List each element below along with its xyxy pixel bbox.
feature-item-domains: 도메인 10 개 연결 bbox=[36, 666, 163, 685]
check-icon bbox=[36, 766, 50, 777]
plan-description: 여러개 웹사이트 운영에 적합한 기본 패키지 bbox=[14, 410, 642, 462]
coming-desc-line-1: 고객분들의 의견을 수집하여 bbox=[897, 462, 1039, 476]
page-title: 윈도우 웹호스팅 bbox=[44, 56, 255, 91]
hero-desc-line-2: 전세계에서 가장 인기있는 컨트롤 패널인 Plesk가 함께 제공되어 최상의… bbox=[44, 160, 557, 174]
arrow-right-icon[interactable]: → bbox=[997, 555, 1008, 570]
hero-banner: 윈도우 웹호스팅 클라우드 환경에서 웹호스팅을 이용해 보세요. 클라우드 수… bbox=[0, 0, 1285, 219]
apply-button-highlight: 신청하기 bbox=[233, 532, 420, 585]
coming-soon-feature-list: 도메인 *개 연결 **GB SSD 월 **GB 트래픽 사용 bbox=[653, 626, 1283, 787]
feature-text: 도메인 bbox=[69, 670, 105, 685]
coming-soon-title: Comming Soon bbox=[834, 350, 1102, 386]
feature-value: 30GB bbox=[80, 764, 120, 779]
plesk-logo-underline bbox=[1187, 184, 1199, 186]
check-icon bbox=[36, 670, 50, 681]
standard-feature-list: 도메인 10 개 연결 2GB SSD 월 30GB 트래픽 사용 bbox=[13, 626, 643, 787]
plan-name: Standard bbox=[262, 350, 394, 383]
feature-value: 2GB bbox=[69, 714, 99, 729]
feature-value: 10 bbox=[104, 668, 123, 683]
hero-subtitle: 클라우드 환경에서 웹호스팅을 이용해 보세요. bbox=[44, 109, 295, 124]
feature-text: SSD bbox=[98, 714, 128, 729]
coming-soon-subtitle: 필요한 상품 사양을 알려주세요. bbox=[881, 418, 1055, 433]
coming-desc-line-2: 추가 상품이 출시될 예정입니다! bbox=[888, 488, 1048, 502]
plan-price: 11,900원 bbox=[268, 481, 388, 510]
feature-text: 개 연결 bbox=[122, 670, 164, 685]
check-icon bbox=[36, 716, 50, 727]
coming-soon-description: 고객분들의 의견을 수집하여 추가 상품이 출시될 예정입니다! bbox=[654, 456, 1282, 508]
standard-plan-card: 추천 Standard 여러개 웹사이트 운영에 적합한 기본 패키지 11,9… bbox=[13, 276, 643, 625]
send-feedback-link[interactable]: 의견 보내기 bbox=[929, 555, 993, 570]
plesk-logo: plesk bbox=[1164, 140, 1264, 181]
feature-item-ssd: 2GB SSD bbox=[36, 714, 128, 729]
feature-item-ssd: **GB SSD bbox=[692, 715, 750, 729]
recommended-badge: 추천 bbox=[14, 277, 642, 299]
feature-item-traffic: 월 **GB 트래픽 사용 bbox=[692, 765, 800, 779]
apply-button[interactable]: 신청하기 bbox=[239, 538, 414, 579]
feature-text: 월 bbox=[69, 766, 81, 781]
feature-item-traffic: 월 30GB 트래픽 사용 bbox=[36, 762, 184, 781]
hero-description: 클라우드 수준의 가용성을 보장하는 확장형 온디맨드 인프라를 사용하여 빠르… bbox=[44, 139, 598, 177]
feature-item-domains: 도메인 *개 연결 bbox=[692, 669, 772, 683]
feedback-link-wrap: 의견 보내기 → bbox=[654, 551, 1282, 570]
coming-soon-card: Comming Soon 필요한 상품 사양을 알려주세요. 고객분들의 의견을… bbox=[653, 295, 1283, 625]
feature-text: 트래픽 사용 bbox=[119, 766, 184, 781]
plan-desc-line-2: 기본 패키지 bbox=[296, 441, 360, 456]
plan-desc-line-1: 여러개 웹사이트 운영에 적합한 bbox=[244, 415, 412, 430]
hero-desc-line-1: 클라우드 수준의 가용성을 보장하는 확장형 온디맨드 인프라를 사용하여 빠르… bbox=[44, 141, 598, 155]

......

→ **DIRECTIONS FOR THIS TASK**: Reproduce the records above line for line, with no changes.

→ **EXERCISE SOLUTION**:
List each element below along with its xyxy pixel bbox.
feature-item-domains: 도메인 10 개 연결 bbox=[36, 666, 163, 685]
check-icon bbox=[36, 766, 50, 777]
plan-description: 여러개 웹사이트 운영에 적합한 기본 패키지 bbox=[14, 410, 642, 462]
coming-desc-line-1: 고객분들의 의견을 수집하여 bbox=[897, 462, 1039, 476]
page-title: 윈도우 웹호스팅 bbox=[44, 56, 255, 91]
hero-desc-line-2: 전세계에서 가장 인기있는 컨트롤 패널인 Plesk가 함께 제공되어 최상의… bbox=[44, 160, 557, 174]
arrow-right-icon[interactable]: → bbox=[997, 555, 1008, 570]
hero-banner: 윈도우 웹호스팅 클라우드 환경에서 웹호스팅을 이용해 보세요. 클라우드 수… bbox=[0, 0, 1285, 219]
apply-button-highlight: 신청하기 bbox=[233, 532, 420, 585]
coming-soon-feature-list: 도메인 *개 연결 **GB SSD 월 **GB 트래픽 사용 bbox=[653, 626, 1283, 787]
feature-text: 도메인 bbox=[69, 670, 105, 685]
coming-soon-title: Comming Soon bbox=[834, 350, 1102, 386]
feature-value: 30GB bbox=[80, 764, 120, 779]
plesk-logo-underline bbox=[1187, 184, 1199, 186]
check-icon bbox=[36, 670, 50, 681]
standard-feature-list: 도메인 10 개 연결 2GB SSD 월 30GB 트래픽 사용 bbox=[13, 626, 643, 787]
plan-name: Standard bbox=[262, 350, 394, 383]
feature-value: 2GB bbox=[69, 714, 99, 729]
feature-value: 10 bbox=[104, 668, 123, 683]
hero-subtitle: 클라우드 환경에서 웹호스팅을 이용해 보세요. bbox=[44, 109, 295, 124]
feature-text: SSD bbox=[98, 714, 128, 729]
coming-soon-subtitle: 필요한 상품 사양을 알려주세요. bbox=[881, 418, 1055, 433]
coming-desc-line-2: 추가 상품이 출시될 예정입니다! bbox=[888, 488, 1048, 502]
plan-price: 11,900원 bbox=[268, 481, 388, 510]
feature-text: 개 연결 bbox=[122, 670, 164, 685]
check-icon bbox=[36, 716, 50, 727]
coming-soon-description: 고객분들의 의견을 수집하여 추가 상품이 출시될 예정입니다! bbox=[654, 456, 1282, 508]
standard-plan-card: 추천 Standard 여러개 웹사이트 운영에 적합한 기본 패키지 11,9… bbox=[13, 276, 643, 625]
send-feedback-link[interactable]: 의견 보내기 bbox=[929, 555, 993, 570]
plesk-logo: plesk bbox=[1164, 140, 1264, 181]
feature-item-ssd: 2GB SSD bbox=[36, 714, 128, 729]
feature-item-ssd: **GB SSD bbox=[692, 715, 750, 729]
recommended-badge: 추천 bbox=[14, 277, 642, 299]
feature-item-traffic: 월 **GB 트래픽 사용 bbox=[692, 765, 800, 779]
apply-button[interactable]: 신청하기 bbox=[239, 538, 414, 579]
feature-text: 월 bbox=[69, 766, 81, 781]
feature-item-traffic: 월 30GB 트래픽 사용 bbox=[36, 762, 184, 781]
hero-description: 클라우드 수준의 가용성을 보장하는 확장형 온디맨드 인프라를 사용하여 빠르… bbox=[44, 139, 598, 177]
feature-item-domains: 도메인 *개 연결 bbox=[692, 669, 772, 683]
feedback-link-wrap: 의견 보내기 → bbox=[654, 551, 1282, 570]
coming-soon-card: Comming Soon 필요한 상품 사양을 알려주세요. 고객분들의 의견을… bbox=[653, 295, 1283, 625]
feature-text: 트래픽 사용 bbox=[119, 766, 184, 781]
plan-desc-line-2: 기본 패키지 bbox=[296, 441, 360, 456]
plan-desc-line-1: 여러개 웹사이트 운영에 적합한 bbox=[244, 415, 412, 430]
hero-desc-line-1: 클라우드 수준의 가용성을 보장하는 확장형 온디맨드 인프라를 사용하여 빠르… bbox=[44, 141, 598, 155]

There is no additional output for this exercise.